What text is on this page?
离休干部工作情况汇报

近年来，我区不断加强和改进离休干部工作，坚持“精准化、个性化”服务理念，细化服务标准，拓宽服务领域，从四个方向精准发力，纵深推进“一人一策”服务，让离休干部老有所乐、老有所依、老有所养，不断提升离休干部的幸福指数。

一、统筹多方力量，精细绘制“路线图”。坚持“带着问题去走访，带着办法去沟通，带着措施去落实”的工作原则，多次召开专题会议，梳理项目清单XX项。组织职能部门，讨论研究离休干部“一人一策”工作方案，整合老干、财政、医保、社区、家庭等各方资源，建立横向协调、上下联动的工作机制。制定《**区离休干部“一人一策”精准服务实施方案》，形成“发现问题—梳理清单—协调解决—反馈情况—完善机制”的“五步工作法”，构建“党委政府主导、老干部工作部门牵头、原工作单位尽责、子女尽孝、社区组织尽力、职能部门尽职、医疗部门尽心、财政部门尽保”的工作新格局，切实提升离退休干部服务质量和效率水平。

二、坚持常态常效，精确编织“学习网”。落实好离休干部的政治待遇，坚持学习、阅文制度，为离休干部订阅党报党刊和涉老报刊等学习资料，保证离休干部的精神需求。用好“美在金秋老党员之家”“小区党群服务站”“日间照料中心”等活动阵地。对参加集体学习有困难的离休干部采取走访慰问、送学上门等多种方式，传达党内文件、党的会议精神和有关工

+ + + +

- _TASK DESCRIPTION_:
All the entries above need to be reproduced exactly.

- _TASK ANSWER_:
What text is on this page?
离休干部工作情况汇报

近年来，我区不断加强和改进离休干部工作，坚持“精准化、个性化”服务理念，细化服务标准，拓宽服务领域，从四个方向精准发力，纵深推进“一人一策”服务，让离休干部老有所乐、老有所依、老有所养，不断提升离休干部的幸福指数。

一、统筹多方力量，精细绘制“路线图”。坚持“带着问题去走访，带着办法去沟通，带着措施去落实”的工作原则，多次召开专题会议，梳理项目清单XX项。组织职能部门，讨论研究离休干部“一人一策”工作方案，整合老干、财政、医保、社区、家庭等各方资源，建立横向协调、上下联动的工作机制。制定《**区离休干部“一人一策”精准服务实施方案》，形成“发现问题—梳理清单—协调解决—反馈情况—完善机制”的“五步工作法”，构建“党委政府主导、老干部工作部门牵头、原工作单位尽责、子女尽孝、社区组织尽力、职能部门尽职、医疗部门尽心、财政部门尽保”的工作新格局，切实提升离退休干部服务质量和效率水平。

二、坚持常态常效，精确编织“学习网”。落实好离休干部的政治待遇，坚持学习、阅文制度，为离休干部订阅党报党刊和涉老报刊等学习资料，保证离休干部的精神需求。用好“美在金秋老党员之家”“小区党群服务站”“日间照料中心”等活动阵地。对参加集体学习有困难的离休干部采取走访慰问、送学上门等多种方式，传达党内文件、党的会议精神和有关工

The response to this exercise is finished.